# Supplied passage:
————
Google introduces Labs for Google Maps - j053003
http://maps.google.com/maps?ftr=0&ie=UTF8&ll=37.0625,-95.677068&spn=39.916234,70.048828&z=4&mid=1265956098&showlabs=1

======
ntoshev
I'd like to have a default zoom depending on viewport center - it should be
larger in cities than in the field. Should be relatively easy to interpolate
if they log (lat, lon, zoom) tuples of how humans use the map.

------
dirtbox
No all that ground breaking in itself, but really hammering home the feeling
that Google is pulling out the stops this year. What next, I wonder.

------
ableal
Let me copy their lifejacket here ;-)

 _If such a [Labs] feature breaks, and you're having trouble loading Maps, use
this escape hatch:<http://maps.google.com/maps?ftr=0>. _

The latitude/longitude (LatLng, shades of "creat" ;-) tooltip and marker
features are neat, but:

\- the tooltip is annoying - possibly only show after a >1s delay, or turn on
with context, like putting the marker

\- checking marker vs. tooltip, the tooltip seems to present the LatLng at the
wrist of the hand cursor, not a finger ?

\- cannot copy LatLng text/value from marker ...

(HN, now doing feedback form duty ...)

P.S. while I'm at it: general Google search, and Maps search itself, doesn't
seem too savvy about LatLng strings taken from random web sources. A little
bit of elbow grease there could go a long way ...
————
# Aim:
Answer these questions about the Maps Labs thread:
(a) According to ntoshev, what should the default zoom depend on?
(b) What web address does ableal give as the escape hatch if a Labs feature breaks?
(c) According to ableal, what cannot be copied from the marker?
This material is not needed.

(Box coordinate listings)
————
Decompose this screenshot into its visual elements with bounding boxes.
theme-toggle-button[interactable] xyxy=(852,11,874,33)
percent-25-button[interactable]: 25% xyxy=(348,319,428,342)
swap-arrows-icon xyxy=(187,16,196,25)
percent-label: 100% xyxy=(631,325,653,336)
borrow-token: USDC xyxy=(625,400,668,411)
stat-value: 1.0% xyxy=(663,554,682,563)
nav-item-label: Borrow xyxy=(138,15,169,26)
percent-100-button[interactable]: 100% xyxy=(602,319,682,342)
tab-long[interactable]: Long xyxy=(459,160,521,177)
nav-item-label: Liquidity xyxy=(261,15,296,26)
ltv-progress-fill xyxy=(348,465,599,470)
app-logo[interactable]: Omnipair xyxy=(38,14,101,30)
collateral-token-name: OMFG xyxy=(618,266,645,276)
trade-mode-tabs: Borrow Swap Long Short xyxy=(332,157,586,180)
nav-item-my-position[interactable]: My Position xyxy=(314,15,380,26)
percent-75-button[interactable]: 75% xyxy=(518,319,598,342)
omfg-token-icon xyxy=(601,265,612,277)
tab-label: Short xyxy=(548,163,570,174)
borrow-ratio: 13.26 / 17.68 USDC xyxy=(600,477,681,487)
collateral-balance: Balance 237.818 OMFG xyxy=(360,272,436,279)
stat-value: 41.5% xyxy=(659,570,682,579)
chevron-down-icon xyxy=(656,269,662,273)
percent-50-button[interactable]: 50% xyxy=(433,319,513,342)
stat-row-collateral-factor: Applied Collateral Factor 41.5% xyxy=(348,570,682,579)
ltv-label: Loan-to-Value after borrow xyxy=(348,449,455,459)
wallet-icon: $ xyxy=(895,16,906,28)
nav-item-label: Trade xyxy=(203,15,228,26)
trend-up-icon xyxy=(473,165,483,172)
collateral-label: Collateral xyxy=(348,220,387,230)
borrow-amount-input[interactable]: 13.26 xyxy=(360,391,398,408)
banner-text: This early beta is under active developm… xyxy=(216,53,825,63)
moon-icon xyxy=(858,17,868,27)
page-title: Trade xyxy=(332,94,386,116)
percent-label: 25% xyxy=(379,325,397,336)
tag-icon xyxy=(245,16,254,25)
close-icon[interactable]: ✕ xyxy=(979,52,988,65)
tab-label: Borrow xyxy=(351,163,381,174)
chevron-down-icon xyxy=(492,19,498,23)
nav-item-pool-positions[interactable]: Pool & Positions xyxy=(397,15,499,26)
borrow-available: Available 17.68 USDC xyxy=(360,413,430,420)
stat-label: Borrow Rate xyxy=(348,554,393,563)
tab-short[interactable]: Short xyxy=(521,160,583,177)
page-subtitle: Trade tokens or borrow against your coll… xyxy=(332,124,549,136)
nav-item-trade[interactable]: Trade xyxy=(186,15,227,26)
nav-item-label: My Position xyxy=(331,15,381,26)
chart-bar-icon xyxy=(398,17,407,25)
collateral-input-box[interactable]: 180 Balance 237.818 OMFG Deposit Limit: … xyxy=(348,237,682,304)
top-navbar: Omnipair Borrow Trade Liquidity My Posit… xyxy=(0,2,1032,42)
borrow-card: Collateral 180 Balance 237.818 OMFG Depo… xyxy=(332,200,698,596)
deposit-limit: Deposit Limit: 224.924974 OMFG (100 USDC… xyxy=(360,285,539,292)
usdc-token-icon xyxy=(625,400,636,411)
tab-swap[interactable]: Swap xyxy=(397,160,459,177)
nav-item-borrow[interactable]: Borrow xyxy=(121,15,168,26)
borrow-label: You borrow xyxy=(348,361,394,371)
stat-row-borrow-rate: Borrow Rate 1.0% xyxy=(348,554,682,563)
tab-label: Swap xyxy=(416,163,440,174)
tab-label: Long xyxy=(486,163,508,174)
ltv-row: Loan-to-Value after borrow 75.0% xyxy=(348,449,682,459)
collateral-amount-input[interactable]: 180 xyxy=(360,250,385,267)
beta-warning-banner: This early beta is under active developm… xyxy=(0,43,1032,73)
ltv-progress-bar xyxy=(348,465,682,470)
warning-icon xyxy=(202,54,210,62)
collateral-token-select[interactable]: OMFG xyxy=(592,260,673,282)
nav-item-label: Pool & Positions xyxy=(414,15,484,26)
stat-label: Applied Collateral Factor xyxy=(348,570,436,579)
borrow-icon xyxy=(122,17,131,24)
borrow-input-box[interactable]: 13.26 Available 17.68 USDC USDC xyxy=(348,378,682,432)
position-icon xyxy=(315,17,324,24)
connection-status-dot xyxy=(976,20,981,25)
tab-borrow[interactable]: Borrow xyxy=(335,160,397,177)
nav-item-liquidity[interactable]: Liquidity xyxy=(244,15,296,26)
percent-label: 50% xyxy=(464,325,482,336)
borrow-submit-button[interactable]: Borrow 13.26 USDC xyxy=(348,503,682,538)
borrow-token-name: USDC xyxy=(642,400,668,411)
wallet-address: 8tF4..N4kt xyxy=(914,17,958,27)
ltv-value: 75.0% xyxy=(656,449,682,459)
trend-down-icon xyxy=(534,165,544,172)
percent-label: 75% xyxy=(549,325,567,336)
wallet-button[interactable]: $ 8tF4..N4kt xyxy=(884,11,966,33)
————
# Final result:
(a) The viewport center: the zoom should be larger in cities than in the field.
(b) http://maps.google.com/maps?ftr=0
(c) The LatLng text/value.